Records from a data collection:
★ ★ ★
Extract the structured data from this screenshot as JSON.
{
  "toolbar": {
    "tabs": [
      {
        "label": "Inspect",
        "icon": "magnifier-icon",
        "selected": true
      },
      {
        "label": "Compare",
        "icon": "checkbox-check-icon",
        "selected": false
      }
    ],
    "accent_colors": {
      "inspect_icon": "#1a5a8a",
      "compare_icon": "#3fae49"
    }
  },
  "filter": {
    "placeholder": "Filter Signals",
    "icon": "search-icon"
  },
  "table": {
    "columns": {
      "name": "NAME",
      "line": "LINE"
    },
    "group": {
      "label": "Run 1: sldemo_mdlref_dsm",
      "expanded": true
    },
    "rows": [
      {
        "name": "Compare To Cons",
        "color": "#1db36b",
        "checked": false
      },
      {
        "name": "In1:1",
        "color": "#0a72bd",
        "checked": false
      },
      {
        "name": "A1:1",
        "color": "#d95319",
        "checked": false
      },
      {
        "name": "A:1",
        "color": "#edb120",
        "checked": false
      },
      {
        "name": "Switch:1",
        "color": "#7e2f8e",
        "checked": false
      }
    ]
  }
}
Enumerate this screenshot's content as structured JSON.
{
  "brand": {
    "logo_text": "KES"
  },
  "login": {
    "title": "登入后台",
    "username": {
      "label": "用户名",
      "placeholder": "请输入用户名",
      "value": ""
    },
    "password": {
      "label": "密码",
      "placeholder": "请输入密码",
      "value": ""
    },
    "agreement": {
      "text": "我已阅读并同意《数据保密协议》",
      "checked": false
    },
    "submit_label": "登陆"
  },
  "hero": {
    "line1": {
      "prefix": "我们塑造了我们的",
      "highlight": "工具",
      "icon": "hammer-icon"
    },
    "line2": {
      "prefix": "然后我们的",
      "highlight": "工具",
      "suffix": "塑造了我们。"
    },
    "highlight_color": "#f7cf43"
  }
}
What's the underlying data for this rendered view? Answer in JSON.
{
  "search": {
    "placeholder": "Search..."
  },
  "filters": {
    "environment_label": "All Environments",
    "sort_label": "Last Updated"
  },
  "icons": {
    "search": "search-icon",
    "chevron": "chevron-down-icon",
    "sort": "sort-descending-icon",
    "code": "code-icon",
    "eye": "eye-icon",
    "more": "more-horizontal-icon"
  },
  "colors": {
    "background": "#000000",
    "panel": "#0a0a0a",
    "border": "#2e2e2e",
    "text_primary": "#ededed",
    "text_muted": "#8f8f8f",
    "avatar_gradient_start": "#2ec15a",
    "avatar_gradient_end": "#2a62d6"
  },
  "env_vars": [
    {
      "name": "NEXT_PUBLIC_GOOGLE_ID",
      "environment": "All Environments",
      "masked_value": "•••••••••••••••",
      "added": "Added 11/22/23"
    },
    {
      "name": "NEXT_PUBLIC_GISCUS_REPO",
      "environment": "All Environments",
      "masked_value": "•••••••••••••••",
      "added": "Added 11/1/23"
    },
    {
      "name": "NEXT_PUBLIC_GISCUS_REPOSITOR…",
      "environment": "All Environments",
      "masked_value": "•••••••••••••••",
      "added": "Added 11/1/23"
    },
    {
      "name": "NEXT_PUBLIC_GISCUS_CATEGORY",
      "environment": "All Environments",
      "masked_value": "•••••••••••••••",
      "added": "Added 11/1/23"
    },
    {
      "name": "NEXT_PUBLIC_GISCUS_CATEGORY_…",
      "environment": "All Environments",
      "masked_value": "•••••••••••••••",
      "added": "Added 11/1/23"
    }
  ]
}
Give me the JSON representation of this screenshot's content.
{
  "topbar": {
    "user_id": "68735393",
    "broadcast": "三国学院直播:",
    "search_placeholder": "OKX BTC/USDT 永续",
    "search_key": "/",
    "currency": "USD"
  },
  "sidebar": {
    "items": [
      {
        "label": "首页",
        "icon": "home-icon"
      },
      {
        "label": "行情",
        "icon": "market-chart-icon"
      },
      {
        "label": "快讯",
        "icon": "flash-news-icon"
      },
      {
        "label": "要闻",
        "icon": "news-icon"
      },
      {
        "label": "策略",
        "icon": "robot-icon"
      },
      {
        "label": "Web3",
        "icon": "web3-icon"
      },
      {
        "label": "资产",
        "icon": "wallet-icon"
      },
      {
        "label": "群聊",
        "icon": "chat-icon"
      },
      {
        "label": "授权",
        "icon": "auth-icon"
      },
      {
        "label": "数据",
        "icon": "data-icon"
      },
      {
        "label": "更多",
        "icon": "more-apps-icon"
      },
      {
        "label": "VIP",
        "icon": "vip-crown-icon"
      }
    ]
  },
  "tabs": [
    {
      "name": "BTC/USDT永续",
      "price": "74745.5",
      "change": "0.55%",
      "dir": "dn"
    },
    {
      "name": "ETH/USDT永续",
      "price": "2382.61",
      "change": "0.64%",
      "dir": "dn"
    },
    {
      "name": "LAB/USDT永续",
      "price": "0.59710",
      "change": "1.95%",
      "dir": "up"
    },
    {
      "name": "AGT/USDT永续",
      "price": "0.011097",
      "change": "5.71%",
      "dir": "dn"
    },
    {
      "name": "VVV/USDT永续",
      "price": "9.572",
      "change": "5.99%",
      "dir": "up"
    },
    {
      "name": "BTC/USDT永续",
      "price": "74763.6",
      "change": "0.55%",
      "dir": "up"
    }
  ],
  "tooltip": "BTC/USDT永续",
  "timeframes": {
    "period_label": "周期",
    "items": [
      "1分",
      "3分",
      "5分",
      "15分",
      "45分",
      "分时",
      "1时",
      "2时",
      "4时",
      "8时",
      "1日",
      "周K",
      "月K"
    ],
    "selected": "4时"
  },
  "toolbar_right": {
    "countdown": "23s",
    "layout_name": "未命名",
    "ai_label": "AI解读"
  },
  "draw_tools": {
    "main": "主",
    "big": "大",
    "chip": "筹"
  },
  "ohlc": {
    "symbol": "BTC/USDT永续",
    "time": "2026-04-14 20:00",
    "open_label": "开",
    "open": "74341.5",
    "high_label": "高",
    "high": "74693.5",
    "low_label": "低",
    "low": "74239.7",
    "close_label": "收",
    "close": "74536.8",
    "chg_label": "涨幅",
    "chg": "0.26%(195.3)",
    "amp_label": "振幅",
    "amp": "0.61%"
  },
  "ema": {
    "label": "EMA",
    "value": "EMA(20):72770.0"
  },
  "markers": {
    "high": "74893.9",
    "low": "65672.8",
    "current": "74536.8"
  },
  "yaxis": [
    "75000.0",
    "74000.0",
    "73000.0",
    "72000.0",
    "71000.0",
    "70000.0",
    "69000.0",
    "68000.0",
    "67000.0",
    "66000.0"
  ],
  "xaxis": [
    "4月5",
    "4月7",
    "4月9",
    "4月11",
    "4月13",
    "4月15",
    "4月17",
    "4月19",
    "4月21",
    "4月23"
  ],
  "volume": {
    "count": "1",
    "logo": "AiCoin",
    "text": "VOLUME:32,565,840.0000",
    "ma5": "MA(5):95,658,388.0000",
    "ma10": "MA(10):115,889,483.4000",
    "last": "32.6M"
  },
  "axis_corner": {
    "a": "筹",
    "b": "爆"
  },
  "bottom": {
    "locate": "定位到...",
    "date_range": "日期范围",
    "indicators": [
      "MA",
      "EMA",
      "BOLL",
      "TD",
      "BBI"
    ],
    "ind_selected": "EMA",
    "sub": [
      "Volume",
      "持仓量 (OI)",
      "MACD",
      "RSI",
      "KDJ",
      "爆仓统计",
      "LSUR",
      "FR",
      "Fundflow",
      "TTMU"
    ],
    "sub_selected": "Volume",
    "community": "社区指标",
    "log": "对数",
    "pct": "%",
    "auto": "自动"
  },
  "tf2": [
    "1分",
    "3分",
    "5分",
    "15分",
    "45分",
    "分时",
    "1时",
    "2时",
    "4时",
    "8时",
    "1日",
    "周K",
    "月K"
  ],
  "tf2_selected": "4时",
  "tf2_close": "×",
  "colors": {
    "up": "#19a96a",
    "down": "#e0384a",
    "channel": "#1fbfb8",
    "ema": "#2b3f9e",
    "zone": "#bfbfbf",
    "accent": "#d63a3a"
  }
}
★ ★ ★
> _What is being asked_
From the entries above, extract each line containing "content".

> _Correct answer_
Enumerate this screenshot's content as structured JSON.
Give me the JSON representation of this screenshot's content.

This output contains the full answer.